#### [Work to do]
Select and copy out every line in the records containing "this".

#### [Source data]
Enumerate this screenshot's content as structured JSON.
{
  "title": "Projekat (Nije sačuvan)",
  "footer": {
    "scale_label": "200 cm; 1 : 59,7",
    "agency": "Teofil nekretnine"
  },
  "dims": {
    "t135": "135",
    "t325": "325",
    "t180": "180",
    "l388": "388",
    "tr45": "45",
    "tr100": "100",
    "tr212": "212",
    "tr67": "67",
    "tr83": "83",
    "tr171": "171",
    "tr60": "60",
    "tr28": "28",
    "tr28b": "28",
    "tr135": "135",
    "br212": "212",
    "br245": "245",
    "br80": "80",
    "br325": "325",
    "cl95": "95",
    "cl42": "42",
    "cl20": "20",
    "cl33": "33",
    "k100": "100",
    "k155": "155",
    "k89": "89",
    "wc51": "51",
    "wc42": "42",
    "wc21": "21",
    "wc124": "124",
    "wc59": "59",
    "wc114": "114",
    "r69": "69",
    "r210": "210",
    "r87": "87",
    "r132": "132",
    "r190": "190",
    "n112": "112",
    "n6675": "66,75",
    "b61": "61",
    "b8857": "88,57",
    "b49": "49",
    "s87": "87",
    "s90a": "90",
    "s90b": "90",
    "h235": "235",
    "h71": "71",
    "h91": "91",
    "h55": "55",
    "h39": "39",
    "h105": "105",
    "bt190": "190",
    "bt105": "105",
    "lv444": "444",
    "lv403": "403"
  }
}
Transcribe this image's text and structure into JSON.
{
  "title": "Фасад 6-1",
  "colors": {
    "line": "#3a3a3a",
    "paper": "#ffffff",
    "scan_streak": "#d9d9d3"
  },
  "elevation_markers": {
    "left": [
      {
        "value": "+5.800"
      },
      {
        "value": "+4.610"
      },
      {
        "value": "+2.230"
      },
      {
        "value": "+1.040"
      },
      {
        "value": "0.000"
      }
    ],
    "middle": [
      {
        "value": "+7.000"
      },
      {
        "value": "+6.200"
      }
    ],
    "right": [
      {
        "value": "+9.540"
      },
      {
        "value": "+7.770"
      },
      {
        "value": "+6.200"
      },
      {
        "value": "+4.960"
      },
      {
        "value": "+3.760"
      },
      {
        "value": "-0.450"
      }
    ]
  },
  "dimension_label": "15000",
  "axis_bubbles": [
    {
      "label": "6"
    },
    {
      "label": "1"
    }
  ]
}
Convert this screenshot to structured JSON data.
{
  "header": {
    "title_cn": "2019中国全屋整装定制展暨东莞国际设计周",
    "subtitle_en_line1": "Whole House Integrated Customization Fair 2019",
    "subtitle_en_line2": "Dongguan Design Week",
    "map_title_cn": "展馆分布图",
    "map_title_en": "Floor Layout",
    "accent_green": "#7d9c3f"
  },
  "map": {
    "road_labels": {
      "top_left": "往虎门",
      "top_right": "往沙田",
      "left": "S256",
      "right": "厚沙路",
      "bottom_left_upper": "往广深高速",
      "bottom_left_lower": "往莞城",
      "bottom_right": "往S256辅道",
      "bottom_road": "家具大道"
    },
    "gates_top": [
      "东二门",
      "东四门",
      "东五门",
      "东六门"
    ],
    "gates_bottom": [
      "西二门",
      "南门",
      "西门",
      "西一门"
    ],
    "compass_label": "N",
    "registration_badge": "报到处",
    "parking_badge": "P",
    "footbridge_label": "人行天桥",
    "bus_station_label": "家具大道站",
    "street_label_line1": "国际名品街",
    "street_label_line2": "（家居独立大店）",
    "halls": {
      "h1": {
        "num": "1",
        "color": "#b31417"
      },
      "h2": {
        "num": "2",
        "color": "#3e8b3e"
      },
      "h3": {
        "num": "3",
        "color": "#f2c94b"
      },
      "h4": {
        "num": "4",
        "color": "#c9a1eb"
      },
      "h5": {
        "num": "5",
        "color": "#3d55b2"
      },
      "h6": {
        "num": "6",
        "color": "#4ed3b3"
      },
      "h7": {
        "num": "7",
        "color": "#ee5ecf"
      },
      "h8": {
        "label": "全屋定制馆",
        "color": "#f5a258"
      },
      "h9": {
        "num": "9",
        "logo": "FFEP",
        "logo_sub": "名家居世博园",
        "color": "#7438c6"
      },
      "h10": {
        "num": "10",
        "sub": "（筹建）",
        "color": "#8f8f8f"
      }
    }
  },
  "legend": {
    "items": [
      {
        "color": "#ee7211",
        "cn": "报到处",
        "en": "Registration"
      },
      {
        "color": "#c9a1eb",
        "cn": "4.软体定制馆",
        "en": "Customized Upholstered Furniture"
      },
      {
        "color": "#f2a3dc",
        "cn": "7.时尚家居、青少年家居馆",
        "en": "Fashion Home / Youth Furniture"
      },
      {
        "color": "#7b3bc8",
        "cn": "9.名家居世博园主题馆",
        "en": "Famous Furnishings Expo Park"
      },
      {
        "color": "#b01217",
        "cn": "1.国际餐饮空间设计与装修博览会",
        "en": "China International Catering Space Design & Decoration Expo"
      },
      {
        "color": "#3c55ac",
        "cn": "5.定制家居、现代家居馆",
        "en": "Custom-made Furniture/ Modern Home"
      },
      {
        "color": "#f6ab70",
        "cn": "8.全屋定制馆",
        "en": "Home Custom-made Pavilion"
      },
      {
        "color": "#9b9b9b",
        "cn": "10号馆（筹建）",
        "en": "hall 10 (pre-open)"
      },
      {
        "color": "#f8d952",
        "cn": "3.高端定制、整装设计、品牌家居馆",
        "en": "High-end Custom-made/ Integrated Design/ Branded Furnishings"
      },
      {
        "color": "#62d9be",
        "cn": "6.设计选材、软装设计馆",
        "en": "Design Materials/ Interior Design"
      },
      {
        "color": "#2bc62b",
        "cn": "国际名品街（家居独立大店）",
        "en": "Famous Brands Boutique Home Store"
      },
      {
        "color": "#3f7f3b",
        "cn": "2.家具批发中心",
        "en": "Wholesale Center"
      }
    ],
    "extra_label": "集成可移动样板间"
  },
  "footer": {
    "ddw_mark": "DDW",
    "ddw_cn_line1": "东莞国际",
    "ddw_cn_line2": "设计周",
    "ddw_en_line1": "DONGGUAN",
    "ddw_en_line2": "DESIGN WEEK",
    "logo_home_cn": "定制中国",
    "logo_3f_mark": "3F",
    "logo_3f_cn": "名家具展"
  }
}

#### [Result below]
Enumerate this screenshot's content as structured JSON.
Transcribe this image's text and structure into JSON.
Convert this screenshot to structured JSON data.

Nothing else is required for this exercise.